(Objective):
Read the records and gather each line that includes "content".

(Data):
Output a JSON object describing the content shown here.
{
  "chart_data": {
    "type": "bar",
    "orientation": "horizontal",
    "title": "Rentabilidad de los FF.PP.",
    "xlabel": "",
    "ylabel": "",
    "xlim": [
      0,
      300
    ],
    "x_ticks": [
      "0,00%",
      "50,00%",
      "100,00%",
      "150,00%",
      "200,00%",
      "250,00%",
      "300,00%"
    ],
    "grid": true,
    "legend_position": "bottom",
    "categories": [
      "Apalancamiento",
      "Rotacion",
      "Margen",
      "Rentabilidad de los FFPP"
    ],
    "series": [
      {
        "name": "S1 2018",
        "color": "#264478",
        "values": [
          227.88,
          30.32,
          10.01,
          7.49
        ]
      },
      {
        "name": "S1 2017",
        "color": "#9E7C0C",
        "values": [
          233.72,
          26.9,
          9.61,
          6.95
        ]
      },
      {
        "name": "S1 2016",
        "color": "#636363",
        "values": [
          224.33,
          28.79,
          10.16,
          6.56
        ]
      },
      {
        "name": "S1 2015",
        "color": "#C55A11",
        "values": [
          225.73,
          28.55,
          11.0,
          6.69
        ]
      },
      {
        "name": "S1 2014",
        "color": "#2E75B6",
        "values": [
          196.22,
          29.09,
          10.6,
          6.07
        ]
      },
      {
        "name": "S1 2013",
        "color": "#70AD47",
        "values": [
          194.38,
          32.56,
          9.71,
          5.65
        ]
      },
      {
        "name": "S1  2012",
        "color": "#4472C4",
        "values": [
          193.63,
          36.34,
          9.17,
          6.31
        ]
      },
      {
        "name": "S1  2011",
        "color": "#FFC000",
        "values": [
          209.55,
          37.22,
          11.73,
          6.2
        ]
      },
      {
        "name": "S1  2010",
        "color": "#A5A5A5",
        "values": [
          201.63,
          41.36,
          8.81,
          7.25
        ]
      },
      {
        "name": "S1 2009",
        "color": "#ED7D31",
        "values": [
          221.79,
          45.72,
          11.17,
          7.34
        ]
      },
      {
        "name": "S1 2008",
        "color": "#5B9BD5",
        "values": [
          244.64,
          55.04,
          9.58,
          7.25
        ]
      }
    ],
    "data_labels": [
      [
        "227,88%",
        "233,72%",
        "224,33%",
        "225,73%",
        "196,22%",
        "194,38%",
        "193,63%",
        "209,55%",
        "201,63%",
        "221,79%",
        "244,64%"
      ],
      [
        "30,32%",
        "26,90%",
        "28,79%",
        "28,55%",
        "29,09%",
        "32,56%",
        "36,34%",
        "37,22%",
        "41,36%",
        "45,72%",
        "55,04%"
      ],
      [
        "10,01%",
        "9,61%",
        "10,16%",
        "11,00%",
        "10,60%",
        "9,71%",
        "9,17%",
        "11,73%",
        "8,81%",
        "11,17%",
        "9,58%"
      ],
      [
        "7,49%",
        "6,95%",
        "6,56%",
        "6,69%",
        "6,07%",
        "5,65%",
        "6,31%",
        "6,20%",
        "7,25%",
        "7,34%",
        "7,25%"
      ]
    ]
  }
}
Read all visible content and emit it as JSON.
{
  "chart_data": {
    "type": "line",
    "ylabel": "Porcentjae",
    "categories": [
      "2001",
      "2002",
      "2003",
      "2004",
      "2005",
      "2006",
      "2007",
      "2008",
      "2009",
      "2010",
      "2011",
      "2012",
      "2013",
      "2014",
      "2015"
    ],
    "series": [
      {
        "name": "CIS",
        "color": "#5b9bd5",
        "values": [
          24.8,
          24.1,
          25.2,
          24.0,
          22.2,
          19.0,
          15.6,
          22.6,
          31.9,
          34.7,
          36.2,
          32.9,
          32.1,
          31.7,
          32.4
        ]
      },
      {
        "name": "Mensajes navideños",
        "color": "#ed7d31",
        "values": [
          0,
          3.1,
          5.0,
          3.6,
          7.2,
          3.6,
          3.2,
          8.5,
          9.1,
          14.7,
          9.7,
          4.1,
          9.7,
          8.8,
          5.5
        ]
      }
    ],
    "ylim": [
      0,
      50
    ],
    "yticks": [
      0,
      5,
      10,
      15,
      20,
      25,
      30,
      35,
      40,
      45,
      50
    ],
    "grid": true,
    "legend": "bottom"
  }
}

(Completed exercise):
Output a JSON object describing the content shown here.
Read all visible content and emit it as JSON.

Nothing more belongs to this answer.